> WORK REQUIRED
Please write out the complete listing that follows, exactly as it reads.

> RECORDS TO USE
______________________________

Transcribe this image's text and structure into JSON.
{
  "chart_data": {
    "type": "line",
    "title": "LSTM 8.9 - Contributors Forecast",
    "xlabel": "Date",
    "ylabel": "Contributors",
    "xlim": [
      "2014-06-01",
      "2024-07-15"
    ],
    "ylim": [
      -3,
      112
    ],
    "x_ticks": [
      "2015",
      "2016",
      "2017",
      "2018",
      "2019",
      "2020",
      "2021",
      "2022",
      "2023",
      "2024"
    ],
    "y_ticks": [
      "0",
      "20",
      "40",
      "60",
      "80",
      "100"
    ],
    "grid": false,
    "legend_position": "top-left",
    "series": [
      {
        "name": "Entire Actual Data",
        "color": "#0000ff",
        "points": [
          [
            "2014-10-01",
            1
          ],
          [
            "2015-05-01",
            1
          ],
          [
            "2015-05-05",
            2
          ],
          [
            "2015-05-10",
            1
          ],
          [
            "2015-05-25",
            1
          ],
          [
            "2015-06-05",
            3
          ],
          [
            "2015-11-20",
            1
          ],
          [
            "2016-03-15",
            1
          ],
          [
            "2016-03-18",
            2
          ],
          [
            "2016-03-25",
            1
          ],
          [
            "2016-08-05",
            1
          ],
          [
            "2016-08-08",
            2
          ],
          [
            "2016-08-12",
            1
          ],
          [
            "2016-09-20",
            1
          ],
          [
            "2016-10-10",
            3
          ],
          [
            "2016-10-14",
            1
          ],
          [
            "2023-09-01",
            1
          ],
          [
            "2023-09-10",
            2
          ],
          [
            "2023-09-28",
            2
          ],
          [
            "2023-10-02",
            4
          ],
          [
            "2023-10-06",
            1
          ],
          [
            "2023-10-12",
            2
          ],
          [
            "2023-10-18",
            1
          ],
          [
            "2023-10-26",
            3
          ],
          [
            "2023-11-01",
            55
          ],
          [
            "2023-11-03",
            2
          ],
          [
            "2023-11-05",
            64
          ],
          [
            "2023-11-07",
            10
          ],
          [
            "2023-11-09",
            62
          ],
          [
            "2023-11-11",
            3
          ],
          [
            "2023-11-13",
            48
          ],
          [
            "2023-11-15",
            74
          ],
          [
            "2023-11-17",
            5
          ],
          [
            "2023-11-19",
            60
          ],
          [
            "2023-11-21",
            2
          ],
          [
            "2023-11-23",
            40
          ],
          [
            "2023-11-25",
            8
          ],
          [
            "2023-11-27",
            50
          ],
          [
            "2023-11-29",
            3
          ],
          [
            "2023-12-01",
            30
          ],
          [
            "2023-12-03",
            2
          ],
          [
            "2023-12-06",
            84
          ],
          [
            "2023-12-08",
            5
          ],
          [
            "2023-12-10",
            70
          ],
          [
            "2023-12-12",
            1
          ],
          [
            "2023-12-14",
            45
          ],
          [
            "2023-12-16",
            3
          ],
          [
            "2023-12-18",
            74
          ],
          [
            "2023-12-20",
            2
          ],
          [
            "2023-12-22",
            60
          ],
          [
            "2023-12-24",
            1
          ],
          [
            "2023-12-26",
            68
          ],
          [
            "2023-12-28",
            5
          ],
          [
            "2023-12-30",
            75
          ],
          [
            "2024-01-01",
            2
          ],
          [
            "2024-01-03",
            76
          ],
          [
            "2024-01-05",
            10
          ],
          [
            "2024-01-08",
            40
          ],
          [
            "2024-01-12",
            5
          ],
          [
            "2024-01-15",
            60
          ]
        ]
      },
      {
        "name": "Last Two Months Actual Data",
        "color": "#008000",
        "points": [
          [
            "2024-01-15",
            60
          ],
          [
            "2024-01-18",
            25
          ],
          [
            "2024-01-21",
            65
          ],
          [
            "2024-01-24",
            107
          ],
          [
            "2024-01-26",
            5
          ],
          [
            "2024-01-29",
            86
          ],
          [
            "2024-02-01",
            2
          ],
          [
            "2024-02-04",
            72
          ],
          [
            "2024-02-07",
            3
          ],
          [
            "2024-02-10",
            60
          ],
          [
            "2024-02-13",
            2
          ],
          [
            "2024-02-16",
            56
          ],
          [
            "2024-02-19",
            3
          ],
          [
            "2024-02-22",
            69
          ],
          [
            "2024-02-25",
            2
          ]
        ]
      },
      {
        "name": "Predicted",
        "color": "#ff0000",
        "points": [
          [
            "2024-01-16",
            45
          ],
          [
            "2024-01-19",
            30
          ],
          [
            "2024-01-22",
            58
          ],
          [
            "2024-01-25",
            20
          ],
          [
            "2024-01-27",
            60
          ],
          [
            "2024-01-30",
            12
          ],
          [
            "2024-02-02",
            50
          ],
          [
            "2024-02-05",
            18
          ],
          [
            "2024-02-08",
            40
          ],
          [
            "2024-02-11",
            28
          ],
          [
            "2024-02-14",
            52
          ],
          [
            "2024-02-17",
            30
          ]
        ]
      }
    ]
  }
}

______________________________

> EXPECTED OUTPUT
Transcribe this image's text and structure into JSON.
{
  "chart_data": {
    "type": "line",
    "title": "LSTM 8.9 - Contributors Forecast",
    "xlabel": "Date",
    "ylabel": "Contributors",
    "xlim": [
      "2014-06-01",
      "2024-07-15"
    ],
    "ylim": [
      -3,
      112
    ],
    "x_ticks": [
      "2015",
      "2016",
      "2017",
      "2018",
      "2019",
      "2020",
      "2021",
      "2022",
      "2023",
      "2024"
    ],
    "y_ticks": [
      "0",
      "20",
      "40",
      "60",
      "80",
      "100"
    ],
    "grid": false,
    "legend_position": "top-left",
    "series": [
      {
        "name": "Entire Actual Data",
        "color": "#0000ff",
        "points": [
          [
            "2014-10-01",
            1
          ],
          [
            "2015-05-01",
            1
          ],
          [
            "2015-05-05",
            2
          ],
          [
            "2015-05-10",
            1
          ],
          [
            "2015-05-25",
            1
          ],
          [
            "2015-06-05",
            3
          ],
          [
            "2015-11-20",
            1
          ],
          [
            "2016-03-15",
            1
          ],
          [
            "2016-03-18",
            2
          ],
          [
            "2016-03-25",
            1
          ],
          [
            "2016-08-05",
            1
          ],
          [
            "2016-08-08",
            2
          ],
          [
            "2016-08-12",
            1
          ],
          [
            "2016-09-20",
            1
          ],
          [
            "2016-10-10",
            3
          ],
          [
            "2016-10-14",
            1
          ],
          [
            "2023-09-01",
            1
          ],
          [
            "2023-09-10",
            2
          ],
          [
            "2023-09-28",
            2
          ],
          [
            "2023-10-02",
            4
          ],
          [
            "2023-10-06",
            1
          ],
          [
            "2023-10-12",
            2
          ],
          [
            "2023-10-18",
            1
          ],
          [
            "2023-10-26",
            3
          ],
          [
            "2023-11-01",
            55
          ],
          [
            "2023-11-03",
            2
          ],
          [
            "2023-11-05",
            64
          ],
          [
            "2023-11-07",
            10
          ],
          [
            "2023-11-09",
            62
          ],
          [
            "2023-11-11",
            3
          ],
          [
            "2023-11-13",
            48
          ],
          [
            "2023-11-15",
            74
          ],
          [
            "2023-11-17",
            5
          ],
          [
            "2023-11-19",
            60
          ],
          [
            "2023-11-21",
            2
          ],
          [
            "2023-11-23",
            40
          ],
          [
            "2023-11-25",
            8
          ],
          [
            "2023-11-27",
            50
          ],
          [
            "2023-11-29",
            3
          ],
          [
            "2023-12-01",
            30
          ],
          [
            "2023-12-03",
            2
          ],
          [
            "2023-12-06",
            84
          ],
          [
            "2023-12-08",
            5
          ],
          [
            "2023-12-10",
            70
          ],
          [
            "2023-12-12",
            1
          ],
          [
            "2023-12-14",
            45
          ],
          [
            "2023-12-16",
            3
          ],
          [
            "2023-12-18",
            74
          ],
          [
            "2023-12-20",
            2
          ],
          [
            "2023-12-22",
            60
          ],
          [
            "2023-12-24",
            1
          ],
          [
            "2023-12-26",
            68
          ],
          [
            "2023-12-28",
            5
          ],
          [
            "2023-12-30",
            75
          ],
          [
            "2024-01-01",
            2
          ],
          [
            "2024-01-03",
            76
          ],
          [
            "2024-01-05",
            10
          ],
          [
            "2024-01-08",
            40
          ],
          [
            "2024-01-12",
            5
          ],
          [
            "2024-01-15",
            60
          ]
        ]
      },
      {
        "name": "Last Two Months Actual Data",
        "color": "#008000",
        "points": [
          [
            "2024-01-15",
            60
          ],
          [
            "2024-01-18",
            25
          ],
          [
            "2024-01-21",
            65
          ],
          [
            "2024-01-24",
            107
          ],
          [
            "2024-01-26",
            5
          ],
          [
            "2024-01-29",
            86
          ],
          [
            "2024-02-01",
            2
          ],
          [
            "2024-02-04",
            72
          ],
          [
            "2024-02-07",
            3
          ],
          [
            "2024-02-10",
            60
          ],
          [
            "2024-02-13",
            2
          ],
          [
            "2024-02-16",
            56
          ],
          [
            "2024-02-19",
            3
          ],
          [
            "2024-02-22",
            69
          ],
          [
            "2024-02-25",
            2
          ]
        ]
      },
      {
        "name": "Predicted",
        "color": "#ff0000",
        "points": [
          [
            "2024-01-16",
            45
          ],
          [
            "2024-01-19",
            30
          ],
          [
            "2024-01-22",
            58
          ],
          [
            "2024-01-25",
            20
          ],
          [
            "2024-01-27",
            60
          ],
          [
            "2024-01-30",
            12
          ],
          [
            "2024-02-02",
            50
          ],
          [
            "2024-02-05",
            18
          ],
          [
            "2024-02-08",
            40
          ],
          [
            "2024-02-11",
            28
          ],
          [
            "2024-02-14",
            52
          ],
          [
            "2024-02-17",
            30
          ]
        ]
      }
    ]
  }
}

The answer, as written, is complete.